--- START ---
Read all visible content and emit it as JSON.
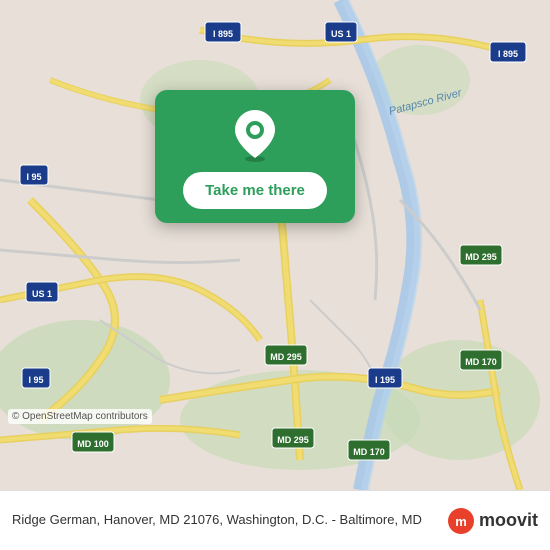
{
  "map": {
    "background_color": "#e8e0d8"
  },
  "card": {
    "background_color": "#2e9e5b",
    "pin_icon": "location-pin",
    "button_label": "Take me there"
  },
  "bottom_bar": {
    "address": "Ridge German, Hanover, MD 21076, Washington, D.C.\n- Baltimore, MD",
    "copyright": "© OpenStreetMap contributors",
    "logo_text": "moovit",
    "logo_dot_color": "#e8402a"
  }
}
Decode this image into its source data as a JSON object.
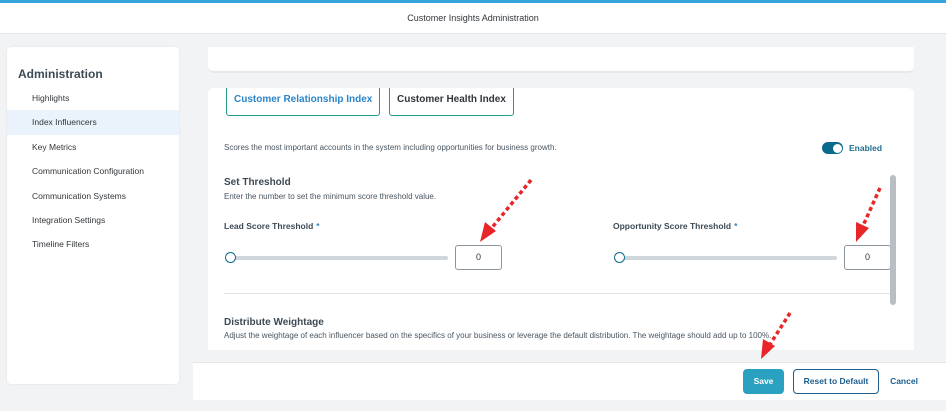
{
  "header": {
    "title": "Customer Insights Administration"
  },
  "sidebar": {
    "heading": "Administration",
    "items": [
      {
        "label": "Highlights"
      },
      {
        "label": "Index Influencers"
      },
      {
        "label": "Key Metrics"
      },
      {
        "label": "Communication Configuration"
      },
      {
        "label": "Communication Systems"
      },
      {
        "label": "Integration Settings"
      },
      {
        "label": "Timeline Filters"
      }
    ],
    "active_item": "Index Influencers"
  },
  "tabs": [
    {
      "label": "Customer Relationship Index",
      "selected": true
    },
    {
      "label": "Customer Health Index",
      "selected": false
    }
  ],
  "index": {
    "description": "Scores the most important accounts in the system including opportunities for business growth.",
    "toggle_label": "Enabled",
    "enabled": true
  },
  "threshold": {
    "title": "Set Threshold",
    "subtitle": "Enter the number to set the minimum score threshold value.",
    "lead": {
      "label": "Lead Score Threshold",
      "required_marker": "*",
      "value": "0",
      "slider_fraction": 0
    },
    "opportunity": {
      "label": "Opportunity Score Threshold",
      "required_marker": "*",
      "value": "0",
      "slider_fraction": 0
    }
  },
  "weightage": {
    "title": "Distribute Weightage",
    "subtitle": "Adjust the weightage of each influencer based on the specifics of your business or leverage the default distribution. The weightage should add up to 100%."
  },
  "footer": {
    "save_label": "Save",
    "reset_label": "Reset to Default",
    "cancel_label": "Cancel"
  },
  "colors": {
    "accent": "#2aa1c0",
    "tab_border": "#1f9d8b",
    "toggle_on": "#0a6a8c",
    "annotation_arrow": "#e8262a"
  },
  "icons": [
    "mouse-cursor-icon",
    "toggle-switch"
  ]
}
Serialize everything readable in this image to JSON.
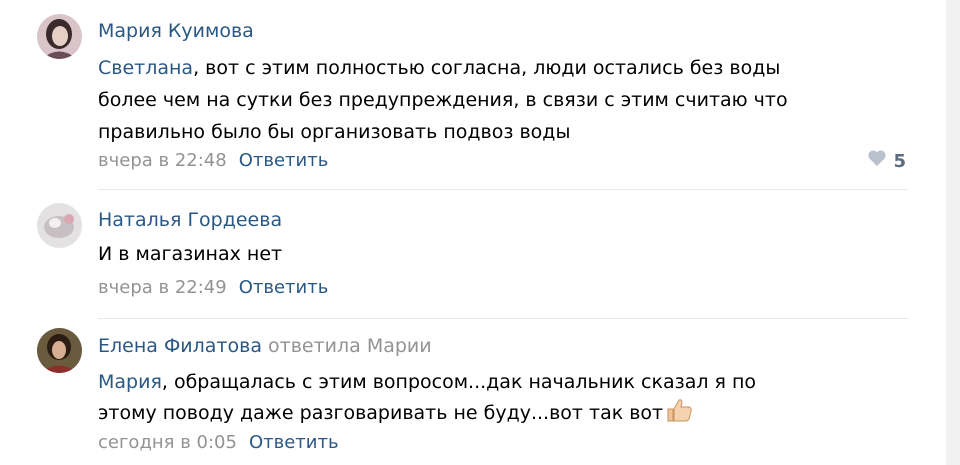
{
  "comments": [
    {
      "author": "Мария Куимова",
      "reply_to": "",
      "text_lines": [
        {
          "mention": "Светлана",
          "rest": ", вот с этим полностью согласна, люди остались без воды"
        },
        {
          "mention": "",
          "rest": "более чем на сутки без предупреждения, в связи с этим считаю что"
        },
        {
          "mention": "",
          "rest": "правильно было бы организовать подвоз воды"
        }
      ],
      "date": "вчера в 22:48",
      "reply_label": "Ответить",
      "likes": "5"
    },
    {
      "author": "Наталья Гордеева",
      "reply_to": "",
      "text_lines": [
        {
          "mention": "",
          "rest": "И в магазинах нет"
        }
      ],
      "date": "вчера в 22:49",
      "reply_label": "Ответить"
    },
    {
      "author": "Елена Филатова",
      "reply_to": "ответила Марии",
      "text_lines": [
        {
          "mention": "Мария",
          "rest": ", обращалась с этим вопросом...дак начальник сказал я по"
        },
        {
          "mention": "",
          "rest": "этому поводу даже разговаривать не буду...вот так вот"
        }
      ],
      "date": "сегодня в 0:05",
      "reply_label": "Ответить"
    }
  ],
  "icons": {
    "like": "heart-icon",
    "emoji": "thumbs-up-icon"
  },
  "colors": {
    "link": "#2a5885",
    "muted": "#939393",
    "divider": "#e7e8ec",
    "like_count": "#5a6b7d"
  }
}
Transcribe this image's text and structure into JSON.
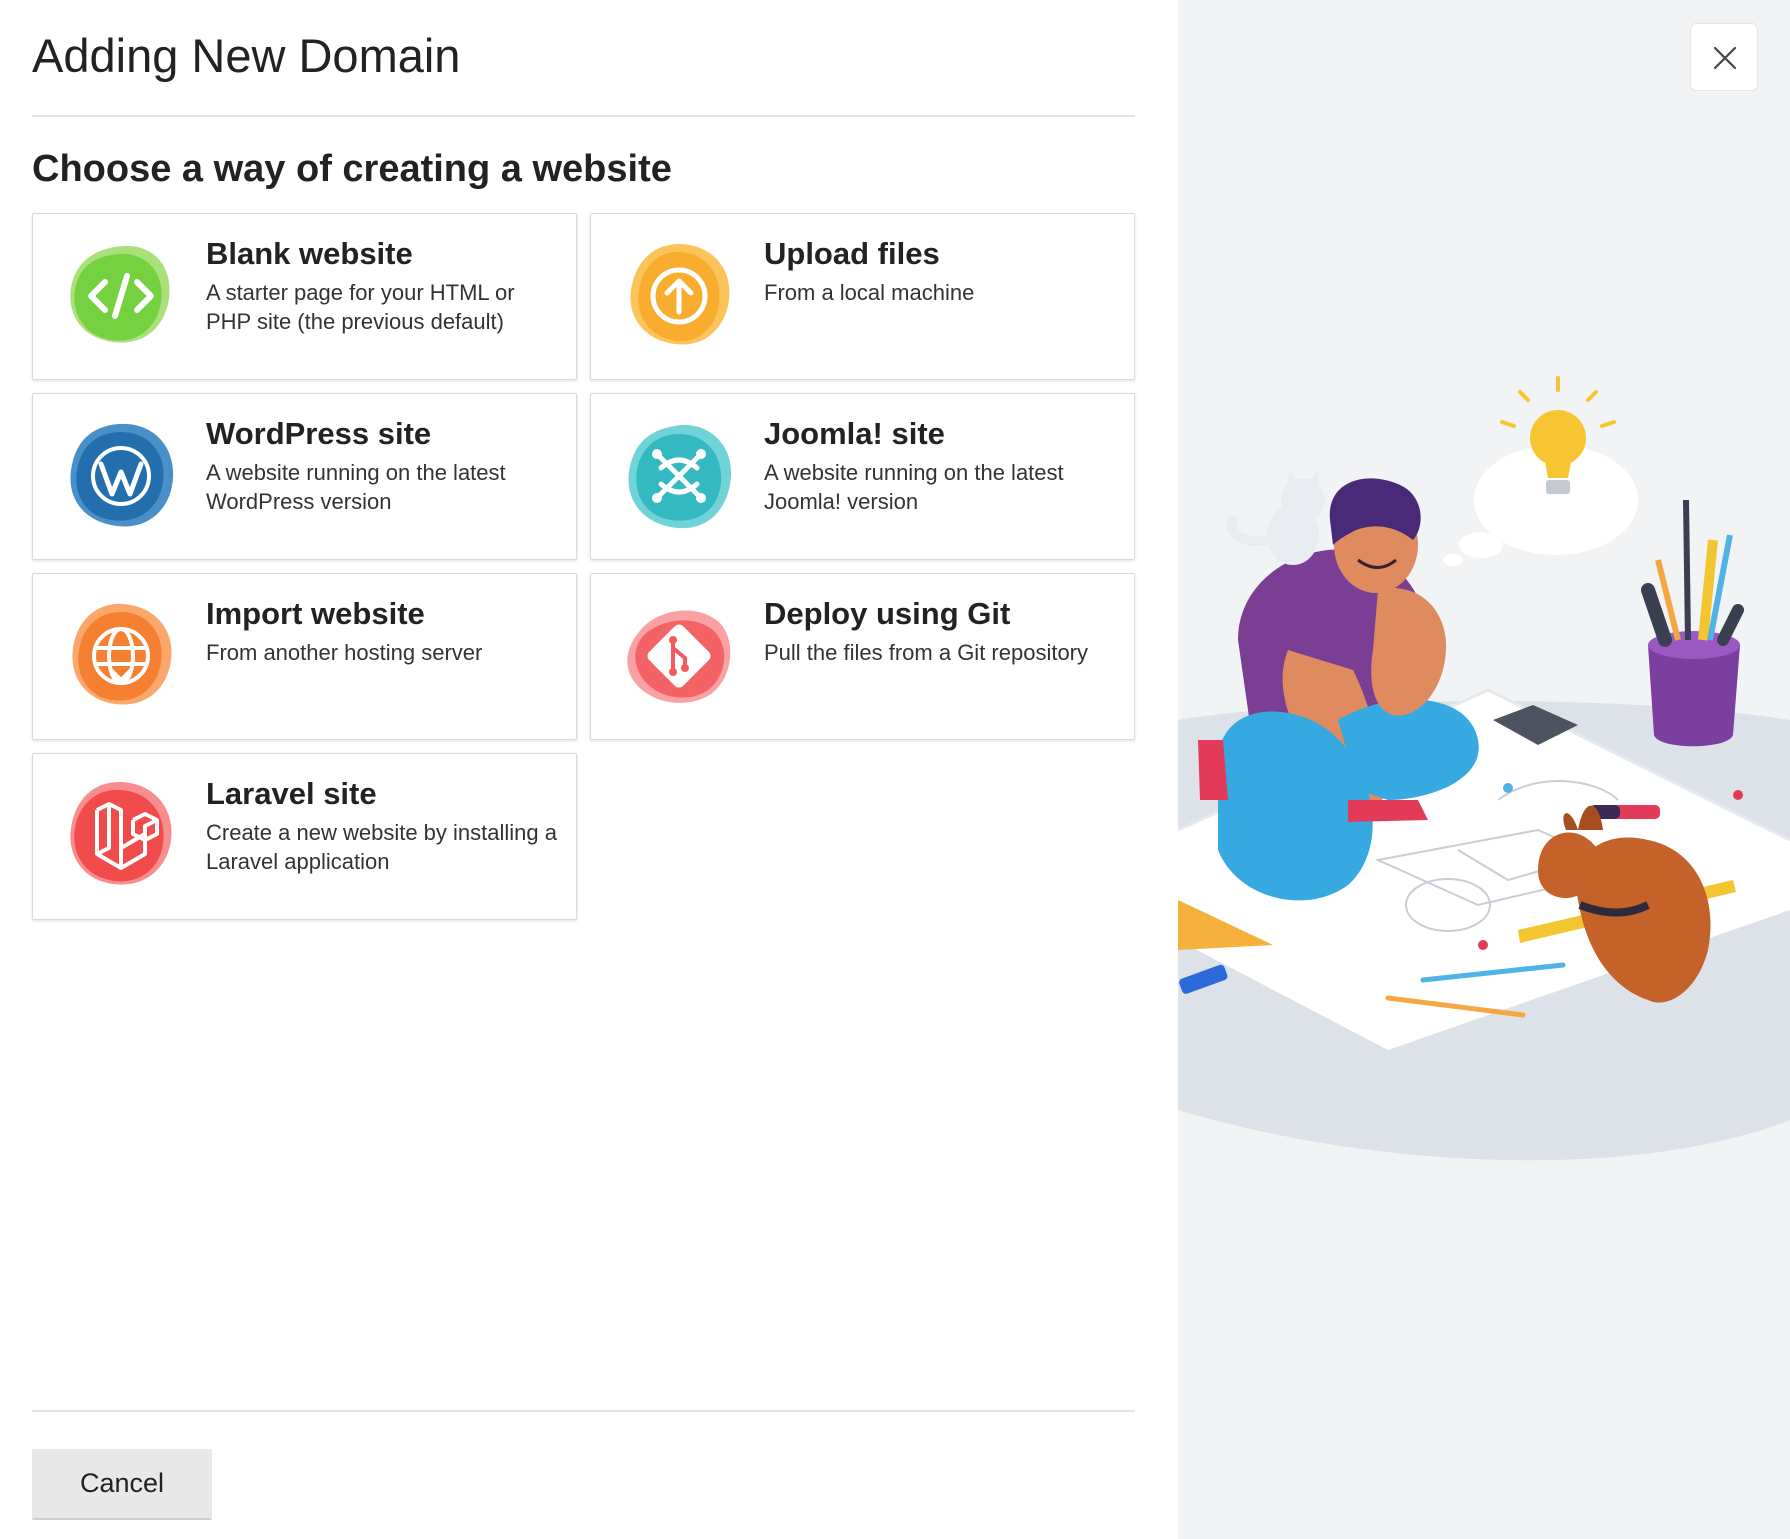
--- END ---
--- Exercise aim ---
Without including the pictures, reproduce all entries exactly.

--- Written response ---
Read all visible content and emit it as JSON.
{
  "map": {
    "background_color": "#e8e0d8"
  },
  "card": {
    "background_color": "#2e9e5b",
    "pin_icon": "location-pin",
    "button_label": "Take me there"
  },
  "bottom_bar": {
    "address": "Ridge German, Hanover, MD 21076, Washington, D.C.\n- Baltimore, MD",
    "copyright": "© OpenStreetMap contributors",
    "logo_text": "moovit",
    "logo_dot_color": "#e8402a"
  }
}
Decode this image into its source data as a JSON object.
{
  "header": {
    "title": "Customer Insights Administration"
  },
  "sidebar": {
    "heading": "Administration",
    "items": [
      {
        "label": "Highlights"
      },
      {
        "label": "Index Influencers"
      },
      {
        "label": "Key Metrics"
      },
      {
        "label": "Communication Configuration"
      },
      {
        "label": "Communication Systems"
      },
      {
        "label": "Integration Settings"
      },
      {
        "label": "Timeline Filters"
      }
    ],
    "active_item": "Index Influencers"
  },
  "tabs": [
    {
      "label": "Customer Relationship Index",
      "selected": true
    },
    {
      "label": "Customer Health Index",
      "selected": false
    }
  ],
  "index": {
    "description": "Scores the most important accounts in the system including opportunities for business growth.",
    "toggle_label": "Enabled",
    "enabled": true
  },
  "threshold": {
    "title": "Set Threshold",
    "subtitle": "Enter the number to set the minimum score threshold value.",
    "lead": {
      "label": "Lead Score Threshold",
      "required_marker": "*",
      "value": "0",
      "slider_fraction": 0
    },
    "opportunity": {
      "label": "Opportunity Score Threshold",
      "required_marker": "*",
      "value": "0",
      "slider_fraction": 0
    }
  },
  "weightage": {
    "title": "Distribute Weightage",
    "subtitle": "Adjust the weightage of each influencer based on the specifics of your business or leverage the default distribution. The weightage should add up to 100%."
  },
  "footer": {
    "save_label": "Save",
    "reset_label": "Reset to Default",
    "cancel_label": "Cancel"
  },
  "colors": {
    "accent": "#2aa1c0",
    "tab_border": "#1f9d8b",
    "toggle_on": "#0a6a8c",
    "annotation_arrow": "#e8262a"
  },
  "icons": [
    "mouse-cursor-icon",
    "toggle-switch"
  ]
}
Serialize everything readable in this image to JSON.
{
  "comments": [
    {
      "author": "Мария Куимова",
      "reply_to": "",
      "text_lines": [
        {
          "mention": "Светлана",
          "rest": ", вот с этим полностью согласна, люди остались без воды"
        },
        {
          "mention": "",
          "rest": "более чем на сутки без предупреждения, в связи с этим считаю что"
        },
        {
          "mention": "",
          "rest": "правильно было бы организовать подвоз воды"
        }
      ],
      "date": "вчера в 22:48",
      "reply_label": "Ответить",
      "likes": "5"
    },
    {
      "author": "Наталья Гордеева",
      "reply_to": "",
      "text_lines": [
        {
          "mention": "",
          "rest": "И в магазинах нет"
        }
      ],
      "date": "вчера в 22:49",
      "reply_label": "Ответить"
    },
    {
      "author": "Елена Филатова",
      "reply_to": "ответила Марии",
      "text_lines": [
        {
          "mention": "Мария",
          "rest": ", обращалась с этим вопросом...дак начальник сказал я по"
        },
        {
          "mention": "",
          "rest": "этому поводу даже разговаривать не буду...вот так вот"
        }
      ],
      "date": "сегодня в 0:05",
      "reply_label": "Ответить"
    }
  ],
  "icons": {
    "like": "heart-icon",
    "emoji": "thumbs-up-icon"
  },
  "colors": {
    "link": "#2a5885",
    "muted": "#939393",
    "divider": "#e7e8ec",
    "like_count": "#5a6b7d"
  }
}
Transcribe this image's text and structure into JSON.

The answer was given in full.